▶ **EXERCISE REQUIREMENTS**
Please reproduce each of the items below word for word, keeping every line as it appears.

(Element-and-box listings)
####################
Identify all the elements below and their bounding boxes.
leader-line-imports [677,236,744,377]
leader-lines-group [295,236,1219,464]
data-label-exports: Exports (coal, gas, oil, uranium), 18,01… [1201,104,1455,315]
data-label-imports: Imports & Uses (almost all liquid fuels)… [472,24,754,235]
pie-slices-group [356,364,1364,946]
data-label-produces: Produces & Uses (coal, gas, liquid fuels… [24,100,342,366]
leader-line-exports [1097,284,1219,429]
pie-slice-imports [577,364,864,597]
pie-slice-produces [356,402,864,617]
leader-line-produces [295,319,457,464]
####################
▶ **RESULT BELOW**
Identify all the elements below and their bounding boxes.
leader-line-imports [677,236,744,377]
leader-lines-group [295,236,1219,464]
data-label-exports: Exports (coal, gas, oil, uranium), 18,01… [1201,104,1455,315]
data-label-imports: Imports & Uses (almost all liquid fuels)… [472,24,754,235]
pie-slices-group [356,364,1364,946]
data-label-produces: Produces & Uses (coal, gas, liquid fuels… [24,100,342,366]
leader-line-exports [1097,284,1219,429]
pie-slice-imports [577,364,864,597]
pie-slice-produces [356,402,864,617]
leader-line-produces [295,319,457,464]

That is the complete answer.